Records
◇ ◇ ◇ ◇

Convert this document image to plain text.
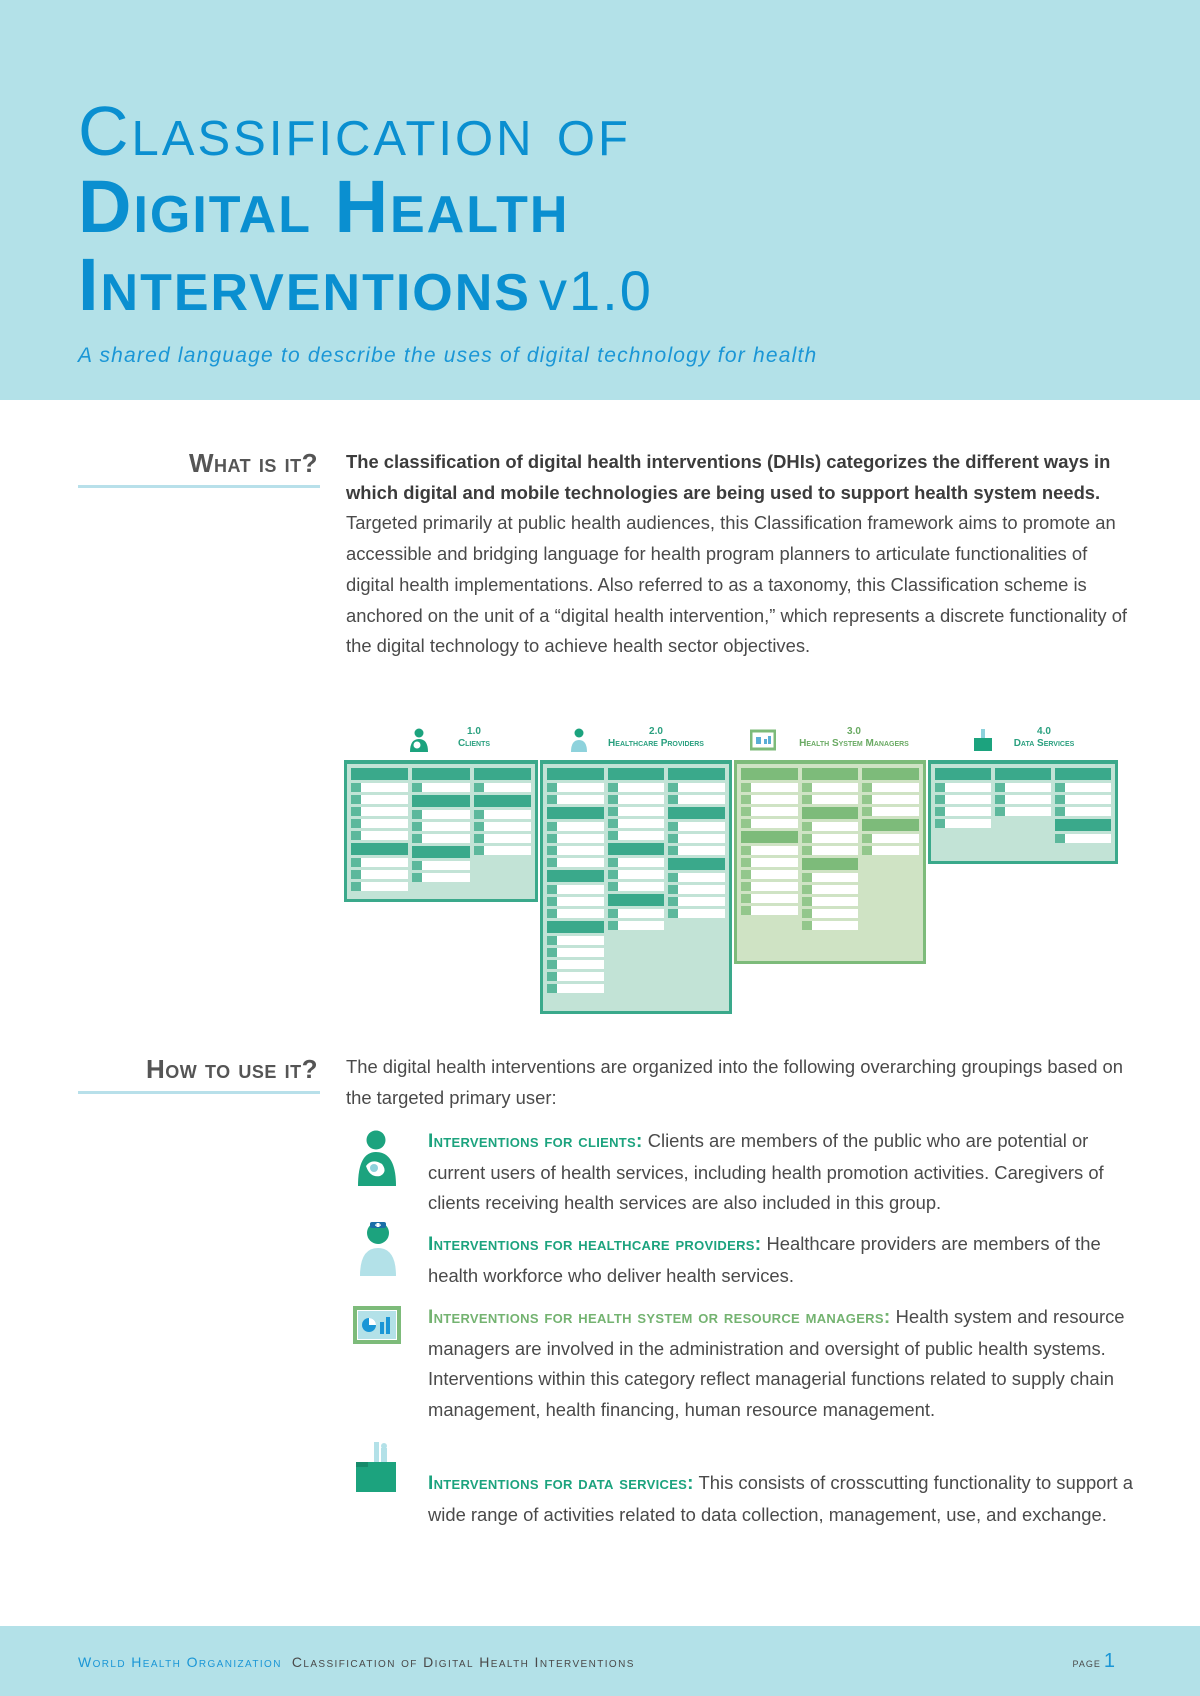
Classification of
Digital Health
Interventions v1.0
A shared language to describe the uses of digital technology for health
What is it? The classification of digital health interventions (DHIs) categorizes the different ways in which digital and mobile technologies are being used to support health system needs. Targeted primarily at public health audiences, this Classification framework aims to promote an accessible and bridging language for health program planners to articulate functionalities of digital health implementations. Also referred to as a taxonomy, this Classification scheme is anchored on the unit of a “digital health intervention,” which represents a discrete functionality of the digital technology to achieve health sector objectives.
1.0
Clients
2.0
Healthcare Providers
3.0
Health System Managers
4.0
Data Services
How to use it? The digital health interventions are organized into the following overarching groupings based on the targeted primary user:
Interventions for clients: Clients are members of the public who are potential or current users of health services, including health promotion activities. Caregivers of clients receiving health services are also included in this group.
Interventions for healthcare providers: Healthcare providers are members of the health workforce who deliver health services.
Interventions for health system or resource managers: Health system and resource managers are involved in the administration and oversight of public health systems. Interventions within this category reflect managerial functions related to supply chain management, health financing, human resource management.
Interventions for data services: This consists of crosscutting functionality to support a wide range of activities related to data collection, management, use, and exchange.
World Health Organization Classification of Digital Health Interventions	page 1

◇ ◇ ◇ ◇

Task description
Copy out the entries verbatim and leave the images out.

Result of this exercise
Convert this document image to plain text.
Classification of
Digital Health
Interventions v1.0
A shared language to describe the uses of digital technology for health
What is it? The classification of digital health interventions (DHIs) categorizes the different ways in which digital and mobile technologies are being used to support health system needs. Targeted primarily at public health audiences, this Classification framework aims to promote an accessible and bridging language for health program planners to articulate functionalities of digital health implementations. Also referred to as a taxonomy, this Classification scheme is anchored on the unit of a “digital health intervention,” which represents a discrete functionality of the digital technology to achieve health sector objectives.
1.0
Clients
2.0
Healthcare Providers
3.0
Health System Managers
4.0
Data Services
How to use it? The digital health interventions are organized into the following overarching groupings based on the targeted primary user:
Interventions for clients: Clients are members of the public who are potential or current users of health services, including health promotion activities. Caregivers of clients receiving health services are also included in this group.
Interventions for healthcare providers: Healthcare providers are members of the health workforce who deliver health services.
Interventions for health system or resource managers: Health system and resource managers are involved in the administration and oversight of public health systems. Interventions within this category reflect managerial functions related to supply chain management, health financing, human resource management.
Interventions for data services: This consists of crosscutting functionality to support a wide range of activities related to data collection, management, use, and exchange.
World Health Organization Classification of Digital Health Interventions	page 1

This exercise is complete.